YOUR GOAL: Scan the data for "wöchentliche" and copy the lines it appears in.

(Data listing)

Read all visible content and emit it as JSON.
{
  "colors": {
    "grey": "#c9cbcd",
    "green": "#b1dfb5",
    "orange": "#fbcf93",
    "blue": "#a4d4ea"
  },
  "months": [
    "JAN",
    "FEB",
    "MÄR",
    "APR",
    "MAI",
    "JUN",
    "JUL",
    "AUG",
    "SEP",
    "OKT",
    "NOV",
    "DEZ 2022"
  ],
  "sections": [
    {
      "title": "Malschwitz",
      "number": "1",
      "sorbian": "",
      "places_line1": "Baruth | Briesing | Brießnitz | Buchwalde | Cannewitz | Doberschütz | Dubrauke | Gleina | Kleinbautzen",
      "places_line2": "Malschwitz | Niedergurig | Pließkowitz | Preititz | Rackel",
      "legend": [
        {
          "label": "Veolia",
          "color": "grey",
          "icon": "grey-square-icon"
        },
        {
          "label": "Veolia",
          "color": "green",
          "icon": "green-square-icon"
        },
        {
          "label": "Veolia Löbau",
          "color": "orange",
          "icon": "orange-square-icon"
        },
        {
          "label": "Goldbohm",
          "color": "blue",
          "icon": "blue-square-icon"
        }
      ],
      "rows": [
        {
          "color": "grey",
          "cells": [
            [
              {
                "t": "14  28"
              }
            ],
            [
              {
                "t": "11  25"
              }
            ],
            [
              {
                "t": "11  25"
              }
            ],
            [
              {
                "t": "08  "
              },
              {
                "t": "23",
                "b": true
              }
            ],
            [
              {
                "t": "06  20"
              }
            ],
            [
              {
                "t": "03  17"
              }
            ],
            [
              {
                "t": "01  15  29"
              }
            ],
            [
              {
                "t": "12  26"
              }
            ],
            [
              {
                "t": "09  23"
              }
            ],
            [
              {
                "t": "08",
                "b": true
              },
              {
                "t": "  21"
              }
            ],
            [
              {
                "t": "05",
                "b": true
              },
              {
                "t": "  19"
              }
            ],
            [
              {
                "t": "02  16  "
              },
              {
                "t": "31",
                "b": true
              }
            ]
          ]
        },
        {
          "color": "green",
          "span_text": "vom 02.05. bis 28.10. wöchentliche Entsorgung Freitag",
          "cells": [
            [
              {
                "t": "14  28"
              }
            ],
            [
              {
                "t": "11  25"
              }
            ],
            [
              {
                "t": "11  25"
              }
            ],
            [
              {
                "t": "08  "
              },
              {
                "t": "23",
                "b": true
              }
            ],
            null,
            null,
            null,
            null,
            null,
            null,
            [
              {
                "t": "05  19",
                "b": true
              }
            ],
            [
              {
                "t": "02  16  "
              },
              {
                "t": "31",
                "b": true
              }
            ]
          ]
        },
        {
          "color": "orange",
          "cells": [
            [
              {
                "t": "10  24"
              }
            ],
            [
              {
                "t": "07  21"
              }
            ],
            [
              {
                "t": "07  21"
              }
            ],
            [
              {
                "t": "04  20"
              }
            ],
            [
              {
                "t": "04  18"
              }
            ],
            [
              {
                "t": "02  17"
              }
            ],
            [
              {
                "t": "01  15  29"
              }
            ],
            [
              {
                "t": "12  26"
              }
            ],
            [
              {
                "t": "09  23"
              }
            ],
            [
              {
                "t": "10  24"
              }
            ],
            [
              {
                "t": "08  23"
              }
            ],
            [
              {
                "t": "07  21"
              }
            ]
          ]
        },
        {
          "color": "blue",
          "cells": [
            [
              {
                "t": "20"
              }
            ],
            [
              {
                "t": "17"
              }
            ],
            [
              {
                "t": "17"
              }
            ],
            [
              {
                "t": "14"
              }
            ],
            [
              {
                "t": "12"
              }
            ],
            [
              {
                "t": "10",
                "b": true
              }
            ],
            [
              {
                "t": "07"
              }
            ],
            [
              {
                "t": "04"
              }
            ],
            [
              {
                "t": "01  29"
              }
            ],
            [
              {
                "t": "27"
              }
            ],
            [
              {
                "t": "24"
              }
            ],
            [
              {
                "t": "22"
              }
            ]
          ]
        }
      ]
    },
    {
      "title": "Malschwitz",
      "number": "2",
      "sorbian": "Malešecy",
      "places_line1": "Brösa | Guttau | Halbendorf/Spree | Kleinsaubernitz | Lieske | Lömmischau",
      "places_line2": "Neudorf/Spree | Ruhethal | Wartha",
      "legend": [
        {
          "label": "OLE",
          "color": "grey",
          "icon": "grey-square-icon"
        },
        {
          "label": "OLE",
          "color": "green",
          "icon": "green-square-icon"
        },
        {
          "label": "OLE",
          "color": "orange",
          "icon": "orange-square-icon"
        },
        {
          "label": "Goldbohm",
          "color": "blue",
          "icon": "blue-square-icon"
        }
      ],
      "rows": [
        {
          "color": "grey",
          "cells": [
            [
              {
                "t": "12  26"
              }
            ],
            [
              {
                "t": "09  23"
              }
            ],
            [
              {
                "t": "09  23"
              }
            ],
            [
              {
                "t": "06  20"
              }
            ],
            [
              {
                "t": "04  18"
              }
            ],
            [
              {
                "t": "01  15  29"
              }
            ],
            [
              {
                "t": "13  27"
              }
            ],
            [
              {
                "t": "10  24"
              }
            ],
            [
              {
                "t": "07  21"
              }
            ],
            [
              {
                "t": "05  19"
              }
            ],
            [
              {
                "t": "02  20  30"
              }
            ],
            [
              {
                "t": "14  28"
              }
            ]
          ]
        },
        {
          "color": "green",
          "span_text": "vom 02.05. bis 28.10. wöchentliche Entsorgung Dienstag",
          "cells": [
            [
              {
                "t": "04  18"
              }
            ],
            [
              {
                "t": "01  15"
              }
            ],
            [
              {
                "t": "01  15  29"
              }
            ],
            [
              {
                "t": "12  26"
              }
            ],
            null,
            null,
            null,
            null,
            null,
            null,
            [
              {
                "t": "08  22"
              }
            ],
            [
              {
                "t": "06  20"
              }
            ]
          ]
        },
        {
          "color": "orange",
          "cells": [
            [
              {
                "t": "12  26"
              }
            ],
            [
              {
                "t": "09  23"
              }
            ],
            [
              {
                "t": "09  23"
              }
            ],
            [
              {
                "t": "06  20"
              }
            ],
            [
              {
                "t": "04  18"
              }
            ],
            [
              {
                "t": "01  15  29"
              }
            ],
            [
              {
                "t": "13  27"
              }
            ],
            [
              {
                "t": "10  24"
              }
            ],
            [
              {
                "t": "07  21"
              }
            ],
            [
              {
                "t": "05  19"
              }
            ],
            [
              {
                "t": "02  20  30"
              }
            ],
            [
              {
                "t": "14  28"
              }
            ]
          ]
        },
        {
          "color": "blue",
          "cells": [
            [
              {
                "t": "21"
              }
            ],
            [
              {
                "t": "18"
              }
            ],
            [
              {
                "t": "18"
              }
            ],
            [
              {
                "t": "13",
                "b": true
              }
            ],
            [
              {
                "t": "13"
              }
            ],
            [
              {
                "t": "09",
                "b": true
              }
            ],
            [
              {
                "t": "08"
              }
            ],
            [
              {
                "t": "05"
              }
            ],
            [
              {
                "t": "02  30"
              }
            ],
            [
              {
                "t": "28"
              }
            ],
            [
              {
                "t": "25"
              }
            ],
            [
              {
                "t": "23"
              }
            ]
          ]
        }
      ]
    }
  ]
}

RESPONSE:
          "span_text": "vom 02.05. bis 28.10. wöchentliche Entsorgung Freitag",
          "span_text": "vom 02.05. bis 28.10. wöchentliche Entsorgung Dienstag",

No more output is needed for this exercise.